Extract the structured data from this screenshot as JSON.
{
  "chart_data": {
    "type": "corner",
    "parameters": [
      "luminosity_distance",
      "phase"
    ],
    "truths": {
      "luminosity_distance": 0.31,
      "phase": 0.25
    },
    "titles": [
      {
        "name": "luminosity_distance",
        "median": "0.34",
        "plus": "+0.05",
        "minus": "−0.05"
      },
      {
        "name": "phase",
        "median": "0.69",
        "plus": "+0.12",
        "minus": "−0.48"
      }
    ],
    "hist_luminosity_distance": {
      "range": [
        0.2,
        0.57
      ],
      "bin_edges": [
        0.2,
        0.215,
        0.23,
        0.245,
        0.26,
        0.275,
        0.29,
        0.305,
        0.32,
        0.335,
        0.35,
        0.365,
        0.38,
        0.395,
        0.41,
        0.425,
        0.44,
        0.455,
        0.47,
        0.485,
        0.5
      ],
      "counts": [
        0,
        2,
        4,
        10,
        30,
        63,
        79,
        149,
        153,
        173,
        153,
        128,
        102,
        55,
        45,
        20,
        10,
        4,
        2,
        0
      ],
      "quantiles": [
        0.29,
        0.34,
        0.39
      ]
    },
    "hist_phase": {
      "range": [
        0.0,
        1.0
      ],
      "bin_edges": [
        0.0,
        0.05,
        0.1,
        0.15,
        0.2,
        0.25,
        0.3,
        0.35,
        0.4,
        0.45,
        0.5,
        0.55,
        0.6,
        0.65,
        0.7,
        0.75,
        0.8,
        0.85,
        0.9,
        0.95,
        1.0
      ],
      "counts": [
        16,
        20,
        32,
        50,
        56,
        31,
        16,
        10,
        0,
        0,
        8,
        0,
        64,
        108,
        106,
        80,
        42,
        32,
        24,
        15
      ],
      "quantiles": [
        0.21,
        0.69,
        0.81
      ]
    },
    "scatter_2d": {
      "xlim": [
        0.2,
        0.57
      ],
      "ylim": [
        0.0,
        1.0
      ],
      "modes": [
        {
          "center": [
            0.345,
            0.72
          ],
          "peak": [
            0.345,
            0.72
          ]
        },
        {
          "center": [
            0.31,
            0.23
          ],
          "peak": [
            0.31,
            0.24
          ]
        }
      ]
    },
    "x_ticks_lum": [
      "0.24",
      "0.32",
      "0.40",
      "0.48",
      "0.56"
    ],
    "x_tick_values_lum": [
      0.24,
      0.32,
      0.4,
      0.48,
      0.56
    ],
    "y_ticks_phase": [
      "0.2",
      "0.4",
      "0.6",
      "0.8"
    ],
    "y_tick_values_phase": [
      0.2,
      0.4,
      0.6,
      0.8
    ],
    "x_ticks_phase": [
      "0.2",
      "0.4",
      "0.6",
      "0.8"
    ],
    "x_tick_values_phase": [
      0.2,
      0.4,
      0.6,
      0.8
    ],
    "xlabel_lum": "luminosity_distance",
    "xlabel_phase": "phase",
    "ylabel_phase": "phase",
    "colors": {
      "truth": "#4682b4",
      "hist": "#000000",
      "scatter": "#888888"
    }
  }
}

Required work:
Provide an exact reproduction of all the entries shown above.

Output below:
Extract the structured data from this screenshot as JSON.
{
  "chart_data": {
    "type": "corner",
    "parameters": [
      "luminosity_distance",
      "phase"
    ],
    "truths": {
      "luminosity_distance": 0.31,
      "phase": 0.25
    },
    "titles": [
      {
        "name": "luminosity_distance",
        "median": "0.34",
        "plus": "+0.05",
        "minus": "−0.05"
      },
      {
        "name": "phase",
        "median": "0.69",
        "plus": "+0.12",
        "minus": "−0.48"
      }
    ],
    "hist_luminosity_distance": {
      "range": [
        0.2,
        0.57
      ],
      "bin_edges": [
        0.2,
        0.215,
        0.23,
        0.245,
        0.26,
        0.275,
        0.29,
        0.305,
        0.32,
        0.335,
        0.35,
        0.365,
        0.38,
        0.395,
        0.41,
        0.425,
        0.44,
        0.455,
        0.47,
        0.485,
        0.5
      ],
      "counts": [
        0,
        2,
        4,
        10,
        30,
        63,
        79,
        149,
        153,
        173,
        153,
        128,
        102,
        55,
        45,
        20,
        10,
        4,
        2,
        0
      ],
      "quantiles": [
        0.29,
        0.34,
        0.39
      ]
    },
    "hist_phase": {
      "range": [
        0.0,
        1.0
      ],
      "bin_edges": [
        0.0,
        0.05,
        0.1,
        0.15,
        0.2,
        0.25,
        0.3,
        0.35,
        0.4,
        0.45,
        0.5,
        0.55,
        0.6,
        0.65,
        0.7,
        0.75,
        0.8,
        0.85,
        0.9,
        0.95,
        1.0
      ],
      "counts": [
        16,
        20,
        32,
        50,
        56,
        31,
        16,
        10,
        0,
        0,
        8,
        0,
        64,
        108,
        106,
        80,
        42,
        32,
        24,
        15
      ],
      "quantiles": [
        0.21,
        0.69,
        0.81
      ]
    },
    "scatter_2d": {
      "xlim": [
        0.2,
        0.57
      ],
      "ylim": [
        0.0,
        1.0
      ],
      "modes": [
        {
          "center": [
            0.345,
            0.72
          ],
          "peak": [
            0.345,
            0.72
          ]
        },
        {
          "center": [
            0.31,
            0.23
          ],
          "peak": [
            0.31,
            0.24
          ]
        }
      ]
    },
    "x_ticks_lum": [
      "0.24",
      "0.32",
      "0.40",
      "0.48",
      "0.56"
    ],
    "x_tick_values_lum": [
      0.24,
      0.32,
      0.4,
      0.48,
      0.56
    ],
    "y_ticks_phase": [
      "0.2",
      "0.4",
      "0.6",
      "0.8"
    ],
    "y_tick_values_phase": [
      0.2,
      0.4,
      0.6,
      0.8
    ],
    "x_ticks_phase": [
      "0.2",
      "0.4",
      "0.6",
      "0.8"
    ],
    "x_tick_values_phase": [
      0.2,
      0.4,
      0.6,
      0.8
    ],
    "xlabel_lum": "luminosity_distance",
    "xlabel_phase": "phase",
    "ylabel_phase": "phase",
    "colors": {
      "truth": "#4682b4",
      "hist": "#000000",
      "scatter": "#888888"
    }
  }
}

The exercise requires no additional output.